[BEGIN]

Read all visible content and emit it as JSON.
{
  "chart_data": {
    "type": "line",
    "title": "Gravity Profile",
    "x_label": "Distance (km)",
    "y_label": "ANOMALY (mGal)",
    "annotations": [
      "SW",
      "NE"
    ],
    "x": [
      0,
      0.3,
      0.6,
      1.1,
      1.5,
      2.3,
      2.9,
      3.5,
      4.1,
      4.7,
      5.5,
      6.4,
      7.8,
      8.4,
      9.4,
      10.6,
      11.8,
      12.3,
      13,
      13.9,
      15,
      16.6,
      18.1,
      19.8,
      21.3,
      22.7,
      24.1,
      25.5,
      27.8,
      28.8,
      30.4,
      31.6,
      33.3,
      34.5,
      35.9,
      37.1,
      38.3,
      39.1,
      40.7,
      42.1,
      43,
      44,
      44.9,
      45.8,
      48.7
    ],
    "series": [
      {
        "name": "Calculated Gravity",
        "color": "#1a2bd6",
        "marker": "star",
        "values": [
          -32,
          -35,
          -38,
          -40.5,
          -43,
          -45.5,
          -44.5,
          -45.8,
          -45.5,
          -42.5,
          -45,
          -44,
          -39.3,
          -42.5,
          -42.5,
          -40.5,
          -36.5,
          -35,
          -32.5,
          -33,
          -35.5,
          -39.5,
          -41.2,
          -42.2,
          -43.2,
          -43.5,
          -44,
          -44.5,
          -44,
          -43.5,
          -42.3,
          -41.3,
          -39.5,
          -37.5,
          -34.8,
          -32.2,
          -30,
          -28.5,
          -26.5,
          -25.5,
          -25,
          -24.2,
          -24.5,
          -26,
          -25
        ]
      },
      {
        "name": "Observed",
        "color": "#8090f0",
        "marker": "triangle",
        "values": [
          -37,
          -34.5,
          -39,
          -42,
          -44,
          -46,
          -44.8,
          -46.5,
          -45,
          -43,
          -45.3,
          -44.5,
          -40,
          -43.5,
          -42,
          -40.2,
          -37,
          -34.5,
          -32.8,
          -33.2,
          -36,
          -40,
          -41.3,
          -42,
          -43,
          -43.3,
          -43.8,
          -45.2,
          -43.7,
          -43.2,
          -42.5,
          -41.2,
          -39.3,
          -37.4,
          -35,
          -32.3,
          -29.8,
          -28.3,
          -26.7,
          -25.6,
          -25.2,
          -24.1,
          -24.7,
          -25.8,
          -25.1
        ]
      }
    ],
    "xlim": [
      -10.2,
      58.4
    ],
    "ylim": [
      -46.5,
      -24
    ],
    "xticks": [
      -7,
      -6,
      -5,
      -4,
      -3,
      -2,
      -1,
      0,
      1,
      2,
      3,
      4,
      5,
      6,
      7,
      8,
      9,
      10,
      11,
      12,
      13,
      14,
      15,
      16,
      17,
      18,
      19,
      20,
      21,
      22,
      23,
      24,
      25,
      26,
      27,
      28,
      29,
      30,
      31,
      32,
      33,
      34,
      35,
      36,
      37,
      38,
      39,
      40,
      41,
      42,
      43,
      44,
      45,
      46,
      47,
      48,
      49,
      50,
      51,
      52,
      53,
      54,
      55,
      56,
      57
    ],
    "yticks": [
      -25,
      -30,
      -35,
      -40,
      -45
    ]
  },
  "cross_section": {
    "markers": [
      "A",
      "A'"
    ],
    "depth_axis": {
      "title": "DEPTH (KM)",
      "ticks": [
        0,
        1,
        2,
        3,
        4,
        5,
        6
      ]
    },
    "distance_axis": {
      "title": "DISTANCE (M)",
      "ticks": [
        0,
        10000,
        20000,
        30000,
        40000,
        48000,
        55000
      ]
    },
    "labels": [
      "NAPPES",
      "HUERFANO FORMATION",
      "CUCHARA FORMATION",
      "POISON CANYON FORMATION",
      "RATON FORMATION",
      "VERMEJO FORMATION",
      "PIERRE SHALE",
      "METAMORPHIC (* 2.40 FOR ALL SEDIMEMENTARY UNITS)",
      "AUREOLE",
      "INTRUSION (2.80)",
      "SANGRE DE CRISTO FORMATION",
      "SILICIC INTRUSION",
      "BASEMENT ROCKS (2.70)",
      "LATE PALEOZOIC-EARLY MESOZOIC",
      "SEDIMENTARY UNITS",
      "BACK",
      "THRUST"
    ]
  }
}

[END]

**EXERCISE TASK**
Return all lines containing "name".

**RESULT OF THIS EXERCISE**
        "name": "Calculated Gravity",
        "name": "Observed",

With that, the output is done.